[Begin Extracted records]

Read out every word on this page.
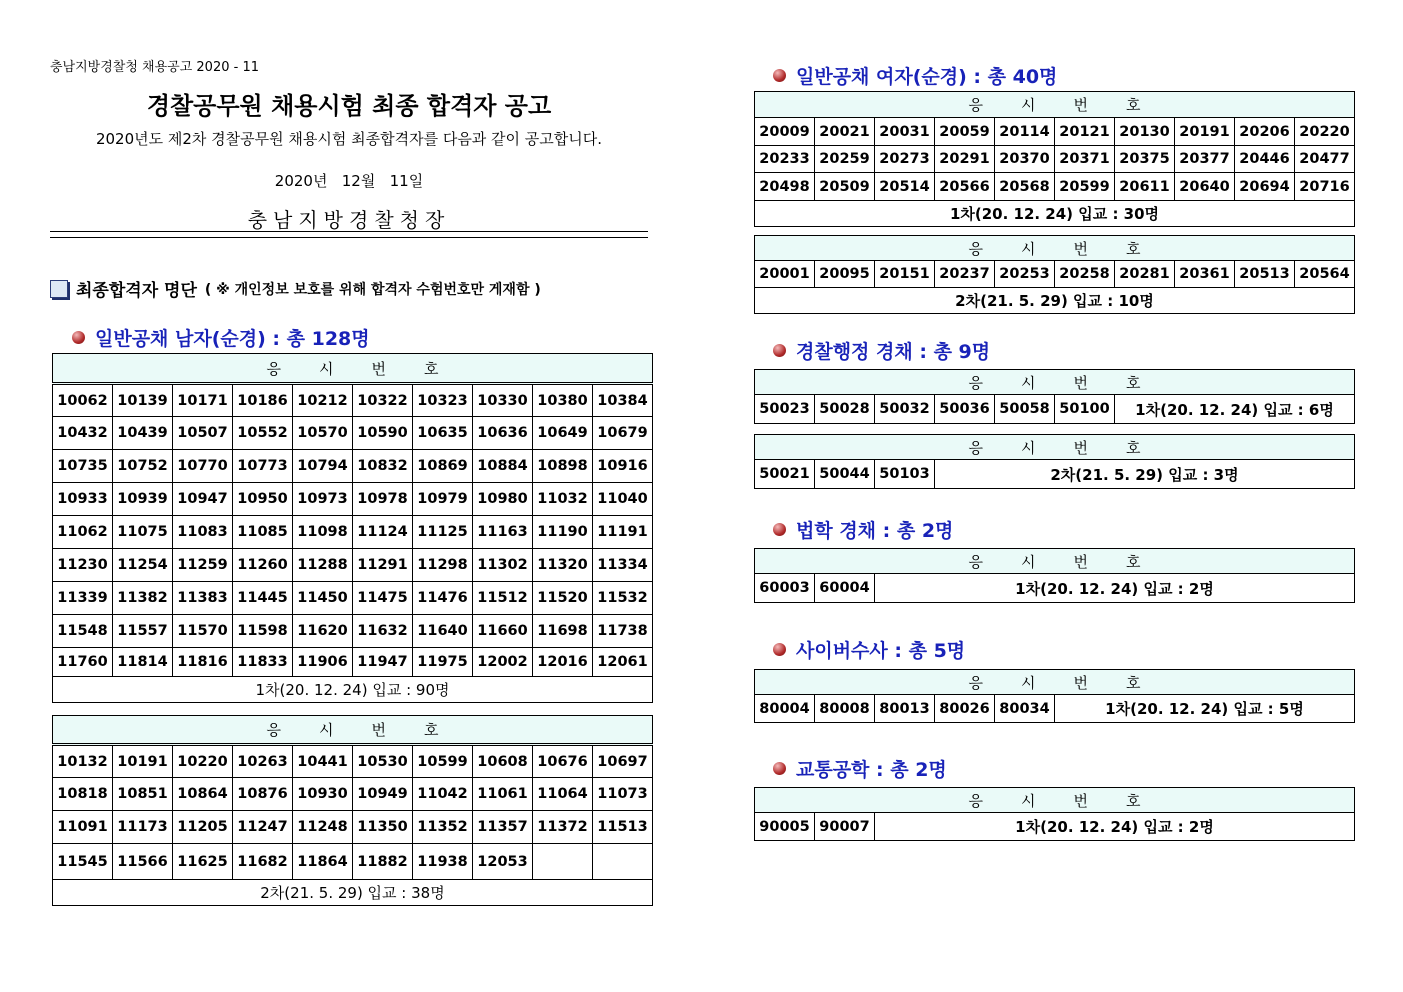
충남지방경찰청 채용공고 2020 - 11
경찰공무원 채용시험 최종 합격자 공고
2020년도 제2차 경찰공무원 채용시험 최종합격자를 다음과 같이 공고합니다.
2020년   12월   11일
충남지방경찰청장
최종합격자 명단 ( ※ 개인정보 보호를 위해 합격자 수험번호만 게재함 )
일반공채 남자(순경) : 총 128명
일반공채 여자(순경) : 총 40명
경찰행정 경채 : 총 9명
법학 경채 : 총 2명
사이버수사 : 총 5명
교통공학 : 총 2명
응시번호									
10062	10139	10171	10186	10212	10322	10323	10330	10380	10384
10432	10439	10507	10552	10570	10590	10635	10636	10649	10679
10735	10752	10770	10773	10794	10832	10869	10884	10898	10916
10933	10939	10947	10950	10973	10978	10979	10980	11032	11040
11062	11075	11083	11085	11098	11124	11125	11163	11190	11191
11230	11254	11259	11260	11288	11291	11298	11302	11320	11334
11339	11382	11383	11445	11450	11475	11476	11512	11520	11532
11548	11557	11570	11598	11620	11632	11640	11660	11698	11738
11760	11814	11816	11833	11906	11947	11975	12002	12016	12061
1차(20. 12. 24) 입교 : 90명									
응시번호									
10132	10191	10220	10263	10441	10530	10599	10608	10676	10697
10818	10851	10864	10876	10930	10949	11042	11061	11064	11073
11091	11173	11205	11247	11248	11350	11352	11357	11372	11513
11545	11566	11625	11682	11864	11882	11938	12053		
2차(21. 5. 29) 입교 : 38명									
응시번호									
20009	20021	20031	20059	20114	20121	20130	20191	20206	20220
20233	20259	20273	20291	20370	20371	20375	20377	20446	20477
20498	20509	20514	20566	20568	20599	20611	20640	20694	20716
1차(20. 12. 24) 입교 : 30명									
응시번호
20001	20095	20151	20237	20253	20258	20281	20361	20513	20564
2차(21. 5. 29) 입교 : 10명
응시번호
50023	50028	50032	50036	50058	50100	1차(20. 12. 24) 입교 : 6명
응시번호
50021	50044	50103	2차(21. 5. 29) 입교 : 3명
응시번호
60003	60004	1차(20. 12. 24) 입교 : 2명
응시번호
80004	80008	80013	80026	80034	1차(20. 12. 24) 입교 : 5명
응시번호
90005	90007	1차(20. 12. 24) 입교 : 2명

[End Extracted records]

▸ To be done
Look through the data and gather every line with the string "경찰공무원" in it.

▸ Correct answer
경찰공무원 채용시험 최종 합격자 공고
2020년도 제2차 경찰공무원 채용시험 최종합격자를 다음과 같이 공고합니다.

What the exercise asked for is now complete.